[Record extracts]
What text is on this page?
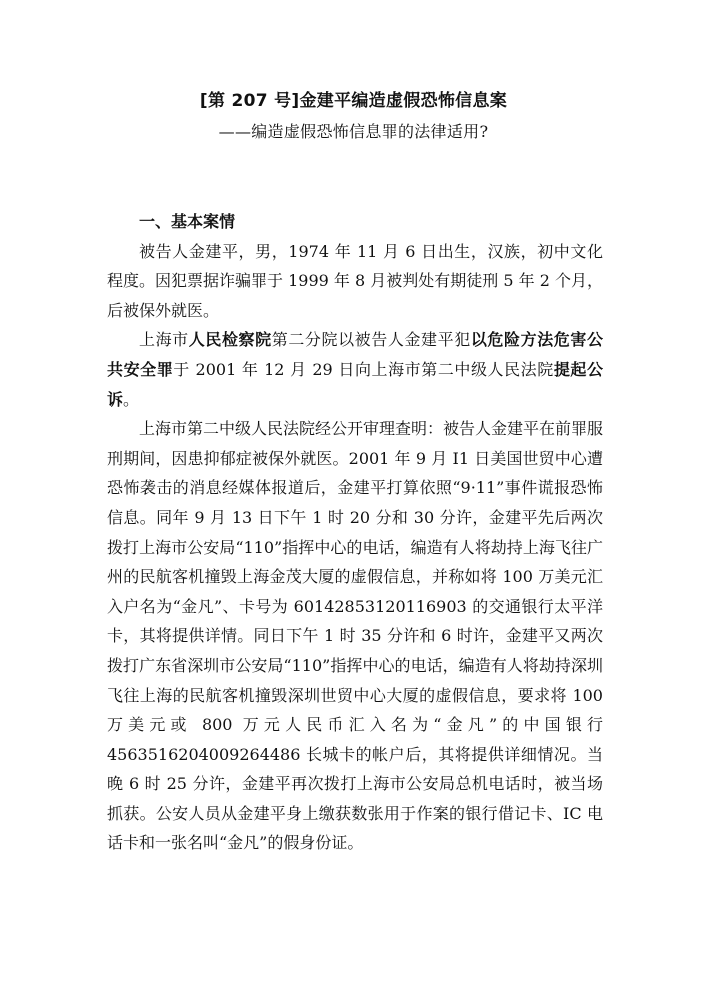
[第 207 号]金建平编造虚假恐怖信息案
——编造虚假恐怖信息罪的法律适用?

一、基本案情

被告人金建平，男，1974 年 11 月 6 日出生，汉族，初中文化程度。因犯票据诈骗罪于 1999 年 8 月被判处有期徒刑 5 年 2 个月，后被保外就医。

上海市人民检察院第二分院以被告人金建平犯以危险方法危害公共安全罪于 2001 年 12 月 29 日向上海市第二中级人民法院提起公诉。

上海市第二中级人民法院经公开审理查明：被告人金建平在前罪服刑期间，因患抑郁症被保外就医。2001 年 9 月 I1 日美国世贸中心遭恐怖袭击的消息经媒体报道后，金建平打算依照“9·11”事件谎报恐怖信息。同年 9 月 13 日下午 1 时 20 分和 30 分许，金建平先后两次拨打上海市公安局“110”指挥中心的电话，编造有人将劫持上海飞往广州的民航客机撞毁上海金茂大厦的虚假信息，并称如将 100 万美元汇入户名为“金凡”、卡号为 60142853120116903 的交通银行太平洋卡，其将提供详情。同日下午 1 时 35 分许和 6 时许，金建平又两次拨打广东省深圳市公安局“110”指挥中心的电话，编造有人将劫持深圳飞往上海的民航客机撞毁深圳世贸中心大厦的虚假信息，要求将 100 万美元或 800 万元人民币汇入名为“金凡”的中国银行 4563516204009264486 长城卡的帐户后，其将提供详细情况。当晚 6 时 25 分许，金建平再次拨打上海市公安局总机电话时，被当场抓获。公安人员从金建平身上缴获数张用于作案的银行借记卡、IC 电话卡和一张名叫“金凡”的假身份证。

[Short task] Reproduce every entry word for word, but skip any pictures.

[Written answer]
What text is on this page?
[第 207 号]金建平编造虚假恐怖信息案
——编造虚假恐怖信息罪的法律适用?

一、基本案情

被告人金建平，男，1974 年 11 月 6 日出生，汉族，初中文化程度。因犯票据诈骗罪于 1999 年 8 月被判处有期徒刑 5 年 2 个月，后被保外就医。

上海市人民检察院第二分院以被告人金建平犯以危险方法危害公共安全罪于 2001 年 12 月 29 日向上海市第二中级人民法院提起公诉。

上海市第二中级人民法院经公开审理查明：被告人金建平在前罪服刑期间，因患抑郁症被保外就医。2001 年 9 月 I1 日美国世贸中心遭恐怖袭击的消息经媒体报道后，金建平打算依照“9·11”事件谎报恐怖信息。同年 9 月 13 日下午 1 时 20 分和 30 分许，金建平先后两次拨打上海市公安局“110”指挥中心的电话，编造有人将劫持上海飞往广州的民航客机撞毁上海金茂大厦的虚假信息，并称如将 100 万美元汇入户名为“金凡”、卡号为 60142853120116903 的交通银行太平洋卡，其将提供详情。同日下午 1 时 35 分许和 6 时许，金建平又两次拨打广东省深圳市公安局“110”指挥中心的电话，编造有人将劫持深圳飞往上海的民航客机撞毁深圳世贸中心大厦的虚假信息，要求将 100 万美元或 800 万元人民币汇入名为“金凡”的中国银行 4563516204009264486 长城卡的帐户后，其将提供详细情况。当晚 6 时 25 分许，金建平再次拨打上海市公安局总机电话时，被当场抓获。公安人员从金建平身上缴获数张用于作案的银行借记卡、IC 电话卡和一张名叫“金凡”的假身份证。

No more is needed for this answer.